— start of EXCERPT PROVIDED —

# Movies with Martial Art Content



## Temujin (Sep 6, 2001)

I have not seen a movie with reasonable martial arts content in a long time.

Can anyone suggest a few of their favourites that I should get out to watch?


----------



## GouRonin (Oct 4, 2001)

Rumour has it that Jennifer Lopez will be a character who learns Krav Maga in her next film. I dunno if it'll be any good but it might be worth checking out.


----------



## Cthulhu (Oct 4, 2001)

By reasonable, do you mean in quantity or quality of martial arts content?  There's that Iron Monkey movie coming out with Donnie Yen (sp?).  Isn't he Bow Sim Mark's kid?

Rush Hour 2.  The aforementioned J. Lopez movie in development.  Dunno.  Hard to catch movies when they're in the theater since I gotta baby  Gotta rent everything later.

For some self-torture, I rented an old UFC.  I remember watching the first few UFC's at a sports bar many moons ago.  They didn't get better with age, as far as I could tell.  The line separating the UFC with the WWF grows thinner with each event.

— end of EXCERPT PROVIDED —
— start of DATA LINES —

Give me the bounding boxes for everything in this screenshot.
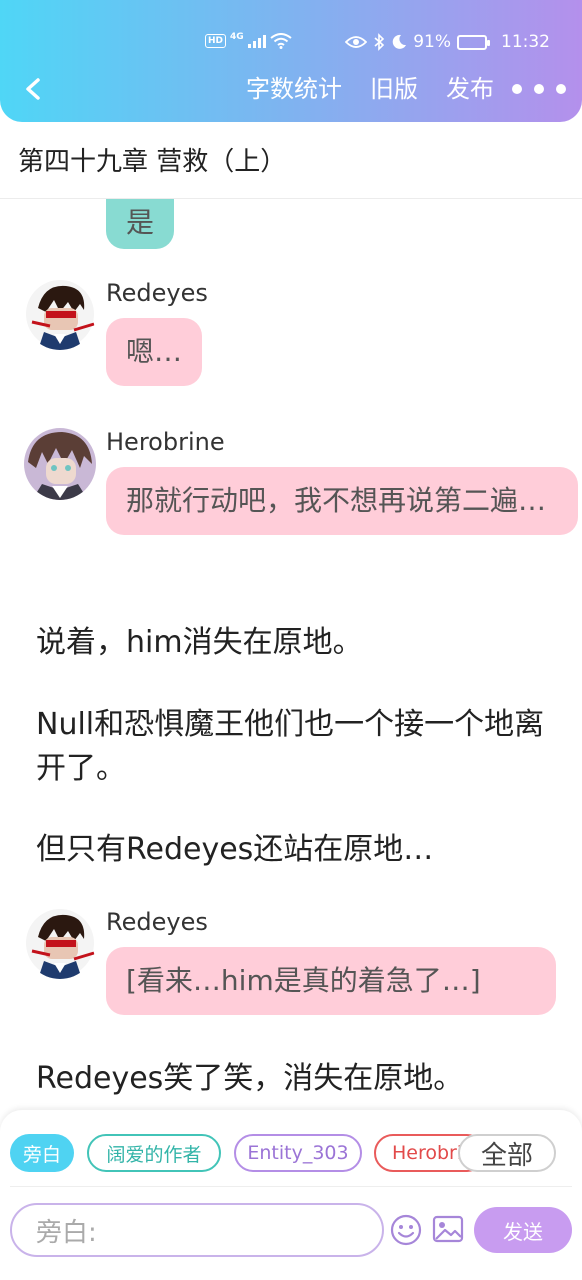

— end of DATA LINES —

THE TASKS:
1. For the forum thread on martial arts movies, say whether each statement agrees with it, answering yes or no and quoting the deciding words: (a) GouRonin had heard that Jennifer Lopez would play a character who learns Krav Maga; (b) Cthulhu usually sees new movies in the theater; (c) Cthulhu found that the old UFC had improved with age.
2. Carry on the forum thread on martial arts movies from its last post.
The listing comes from a different source than the forum thread on martial arts movies.

EXERCISE RESULTS:
1.
(a) Yes: "Rumour has it that Jennifer Lopez will be a character who learns Krav Maga in her next film."
(b) No: "Hard to catch movies when they're in the theater since I gotta baby"
(c) No: "They didn't get better with age, as far as I could tell."

2.
Cthulhu


----------



## GouRonin (Oct 5, 2001)

I don't mind it. The first ones were not pretty as the sport tried to find it's place. It has gotten better but like anything it has to have revenue to continue. Hence the problem. However K1 and the like do well, why not UFC? I dunno.

Since you can't get out much and always have to rent I would suggest a dish package to catch all those movies. I woul dbut I don't watch much TV and I'm out a lot. The benefits of no kids I guess.


----------



## Temujin (Oct 7, 2001)

Now I'm interested. Any idea what the movie is called.

Kiss of the Dragon (with Jet Li) starts here soon. Any comments on this one?

I would rank Rapid Fire with Brandon Lee as one of my all time martial arts favourites and one of the only movies I recommend.


----------



## GouRonin (Oct 7, 2001)

Maybe they will call it, "Lopez gets half naked and kicks some @ss."

I liked Rapid Fire too. Some good stuff in there.


----------



## Cthulhu (Oct 7, 2001)

I remember when Rapid Fire came out in the theaters and I wouldn't see it because I was afraid of Brandon being put across as 'the next Bruce Lee'.  When I saw it on video, I was delightfully surprised.  Loved the fight scenes.  One of my favorite martial arts flicks.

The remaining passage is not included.